Data excerpts:
────────
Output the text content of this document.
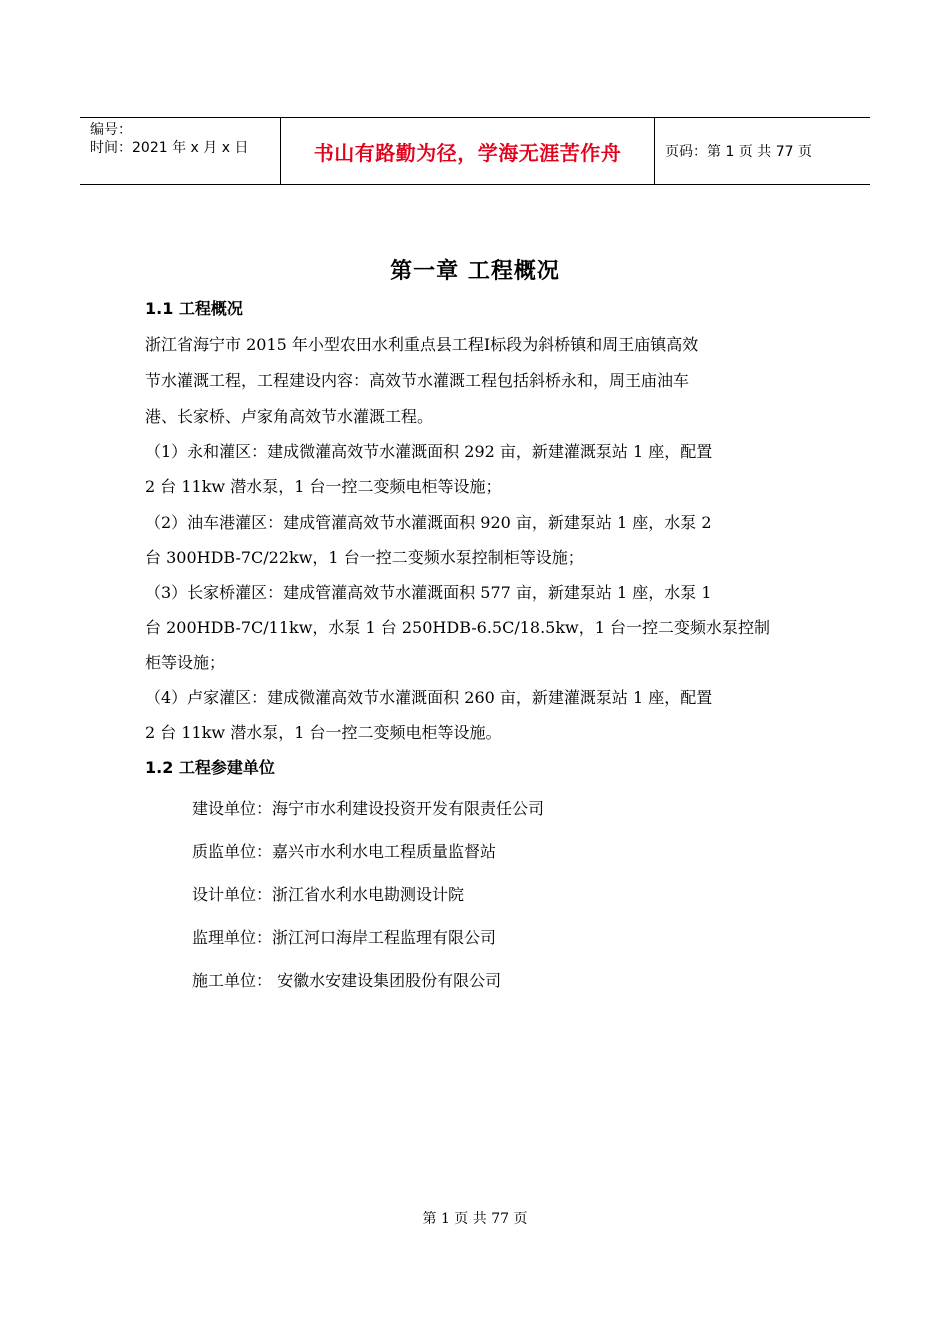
编号：
时间：2021 年 x 月 x 日	书山有路勤为径，学海无涯苦作舟	页码：第 1 页 共 77 页
第一章 工程概况
1.1 工程概况
浙江省海宁市 2015 年小型农田水利重点县工程Ⅰ标段为斜桥镇和周王庙镇高效
节水灌溉工程，工程建设内容：高效节水灌溉工程包括斜桥永和，周王庙油车
港、长家桥、卢家角高效节水灌溉工程。
（1）永和灌区：建成微灌高效节水灌溉面积 292 亩，新建灌溉泵站 1 座，配置
2 台 11kw 潜水泵，1 台一控二变频电柜等设施；
（2）油车港灌区：建成管灌高效节水灌溉面积 920 亩，新建泵站 1 座，水泵 2
台 300HDB-7C/22kw，1 台一控二变频水泵控制柜等设施；
（3）长家桥灌区：建成管灌高效节水灌溉面积 577 亩，新建泵站 1 座，水泵 1
台 200HDB-7C/11kw，水泵 1 台 250HDB-6.5C/18.5kw，1 台一控二变频水泵控制
柜等设施；
（4）卢家灌区：建成微灌高效节水灌溉面积 260 亩，新建灌溉泵站 1 座，配置
2 台 11kw 潜水泵，1 台一控二变频电柜等设施。
1.2 工程参建单位
建设单位：海宁市水利建设投资开发有限责任公司
质监单位：嘉兴市水利水电工程质量监督站
设计单位：浙江省水利水电勘测设计院
监理单位：浙江河口海岸工程监理有限公司
施工单位： 安徽水安建设集团股份有限公司
第 1 页 共 77 页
────────
- _Work instructions_
Your task is to retype all the entries exactly and leave out any pictures.

- _Response_
Output the text content of this document.
编号：
时间：2021 年 x 月 x 日	书山有路勤为径，学海无涯苦作舟	页码：第 1 页 共 77 页
第一章 工程概况
1.1 工程概况
浙江省海宁市 2015 年小型农田水利重点县工程Ⅰ标段为斜桥镇和周王庙镇高效
节水灌溉工程，工程建设内容：高效节水灌溉工程包括斜桥永和，周王庙油车
港、长家桥、卢家角高效节水灌溉工程。
（1）永和灌区：建成微灌高效节水灌溉面积 292 亩，新建灌溉泵站 1 座，配置
2 台 11kw 潜水泵，1 台一控二变频电柜等设施；
（2）油车港灌区：建成管灌高效节水灌溉面积 920 亩，新建泵站 1 座，水泵 2
台 300HDB-7C/22kw，1 台一控二变频水泵控制柜等设施；
（3）长家桥灌区：建成管灌高效节水灌溉面积 577 亩，新建泵站 1 座，水泵 1
台 200HDB-7C/11kw，水泵 1 台 250HDB-6.5C/18.5kw，1 台一控二变频水泵控制
柜等设施；
（4）卢家灌区：建成微灌高效节水灌溉面积 260 亩，新建灌溉泵站 1 座，配置
2 台 11kw 潜水泵，1 台一控二变频电柜等设施。
1.2 工程参建单位
建设单位：海宁市水利建设投资开发有限责任公司
质监单位：嘉兴市水利水电工程质量监督站
设计单位：浙江省水利水电勘测设计院
监理单位：浙江河口海岸工程监理有限公司
施工单位： 安徽水安建设集团股份有限公司
第 1 页 共 77 页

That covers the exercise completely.